--- Task directions ---
Examine each line of the data. Copy those that contain the string "circle".

━━━

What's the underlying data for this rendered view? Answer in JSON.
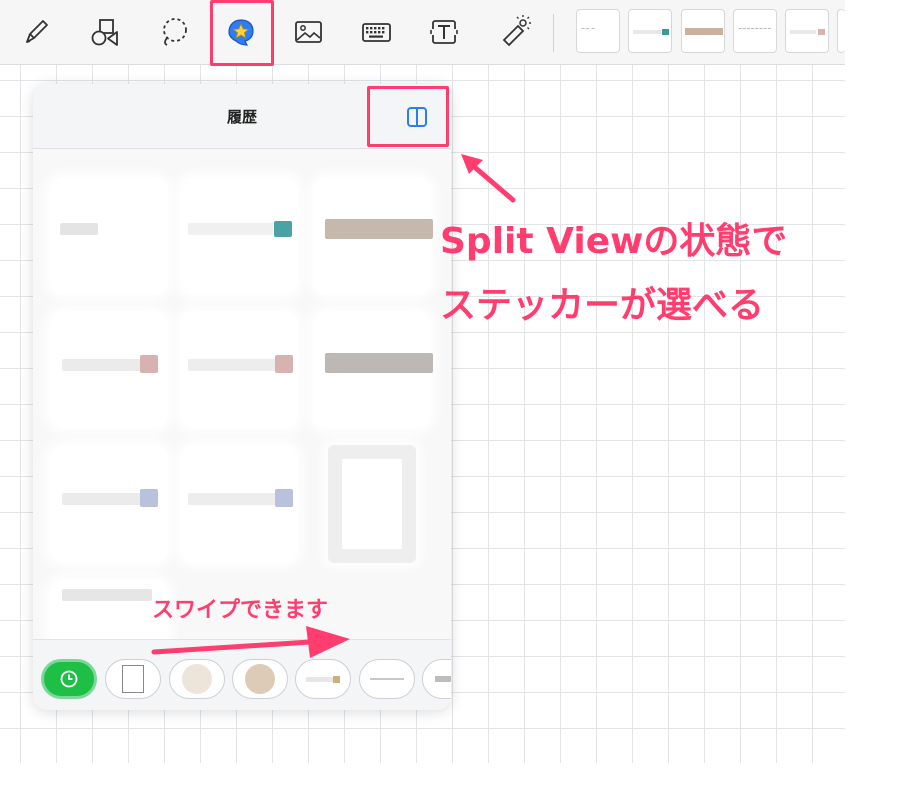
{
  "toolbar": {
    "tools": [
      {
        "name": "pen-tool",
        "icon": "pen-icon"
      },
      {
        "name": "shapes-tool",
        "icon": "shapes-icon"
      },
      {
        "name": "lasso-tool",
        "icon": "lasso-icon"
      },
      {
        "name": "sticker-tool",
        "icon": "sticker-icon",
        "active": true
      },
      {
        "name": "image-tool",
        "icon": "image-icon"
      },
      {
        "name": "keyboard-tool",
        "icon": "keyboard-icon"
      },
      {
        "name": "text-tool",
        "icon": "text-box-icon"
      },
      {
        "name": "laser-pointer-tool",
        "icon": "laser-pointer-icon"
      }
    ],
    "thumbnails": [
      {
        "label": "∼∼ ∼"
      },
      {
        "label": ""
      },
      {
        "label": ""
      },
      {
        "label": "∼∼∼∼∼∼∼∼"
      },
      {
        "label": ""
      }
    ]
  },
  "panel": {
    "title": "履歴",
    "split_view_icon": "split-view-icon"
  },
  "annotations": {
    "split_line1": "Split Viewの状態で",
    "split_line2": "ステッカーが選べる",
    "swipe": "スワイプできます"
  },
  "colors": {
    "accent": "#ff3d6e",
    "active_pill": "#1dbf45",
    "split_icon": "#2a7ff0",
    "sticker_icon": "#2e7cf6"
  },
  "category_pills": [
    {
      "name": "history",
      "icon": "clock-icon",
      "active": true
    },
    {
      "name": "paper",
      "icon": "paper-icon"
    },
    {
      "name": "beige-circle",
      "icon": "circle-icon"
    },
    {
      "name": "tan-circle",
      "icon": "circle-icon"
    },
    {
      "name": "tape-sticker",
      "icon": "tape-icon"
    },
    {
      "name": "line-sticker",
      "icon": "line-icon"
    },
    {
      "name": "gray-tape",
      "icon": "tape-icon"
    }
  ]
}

━━━

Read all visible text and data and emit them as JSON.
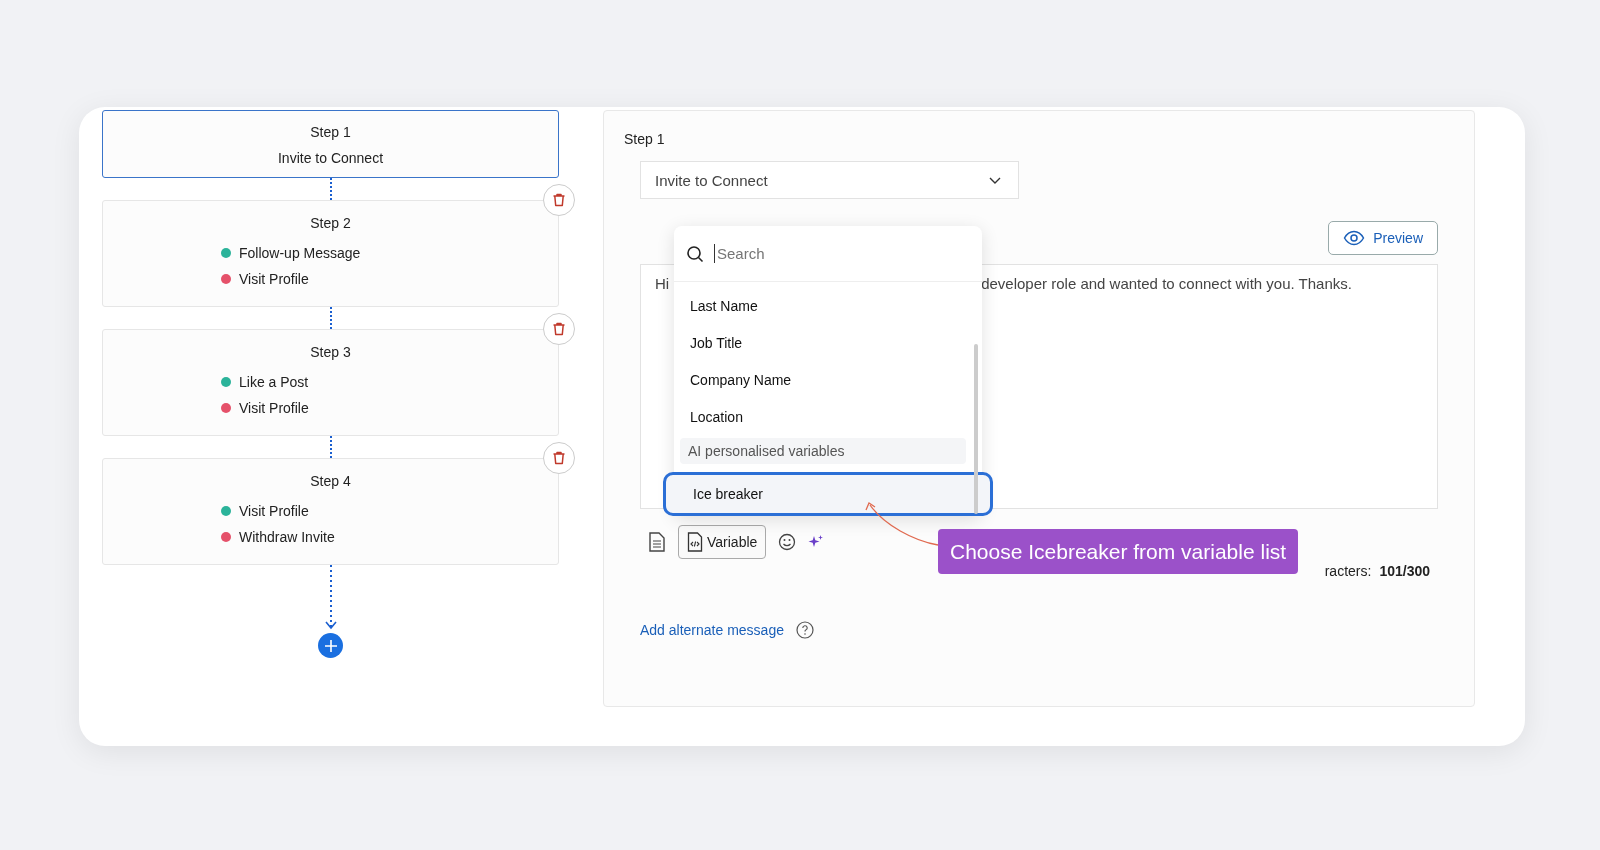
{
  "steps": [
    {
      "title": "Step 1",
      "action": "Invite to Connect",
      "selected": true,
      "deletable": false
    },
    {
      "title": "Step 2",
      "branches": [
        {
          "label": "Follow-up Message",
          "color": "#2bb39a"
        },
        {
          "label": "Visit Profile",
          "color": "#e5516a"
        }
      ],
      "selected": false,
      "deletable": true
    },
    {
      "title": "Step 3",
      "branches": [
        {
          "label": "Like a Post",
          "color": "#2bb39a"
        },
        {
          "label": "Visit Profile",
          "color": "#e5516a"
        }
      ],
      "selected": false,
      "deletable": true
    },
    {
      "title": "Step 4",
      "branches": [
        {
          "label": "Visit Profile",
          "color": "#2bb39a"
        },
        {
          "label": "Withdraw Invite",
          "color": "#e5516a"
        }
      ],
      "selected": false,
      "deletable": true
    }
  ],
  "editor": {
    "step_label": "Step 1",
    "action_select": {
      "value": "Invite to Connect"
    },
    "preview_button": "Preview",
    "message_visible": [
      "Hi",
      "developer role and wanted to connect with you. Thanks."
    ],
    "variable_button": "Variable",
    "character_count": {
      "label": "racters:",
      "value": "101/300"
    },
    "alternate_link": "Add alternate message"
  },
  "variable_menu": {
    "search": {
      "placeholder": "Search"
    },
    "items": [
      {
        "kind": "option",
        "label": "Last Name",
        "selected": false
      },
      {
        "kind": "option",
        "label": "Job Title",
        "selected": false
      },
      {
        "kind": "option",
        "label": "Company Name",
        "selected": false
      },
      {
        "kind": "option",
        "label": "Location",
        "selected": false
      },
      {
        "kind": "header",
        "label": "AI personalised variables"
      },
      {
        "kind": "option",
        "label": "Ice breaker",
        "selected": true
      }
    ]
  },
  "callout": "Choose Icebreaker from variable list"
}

━━━

--- Exercise solution ---
      "name": "beige-circle",
      "icon": "circle-icon"
      "name": "tan-circle",
      "icon": "circle-icon"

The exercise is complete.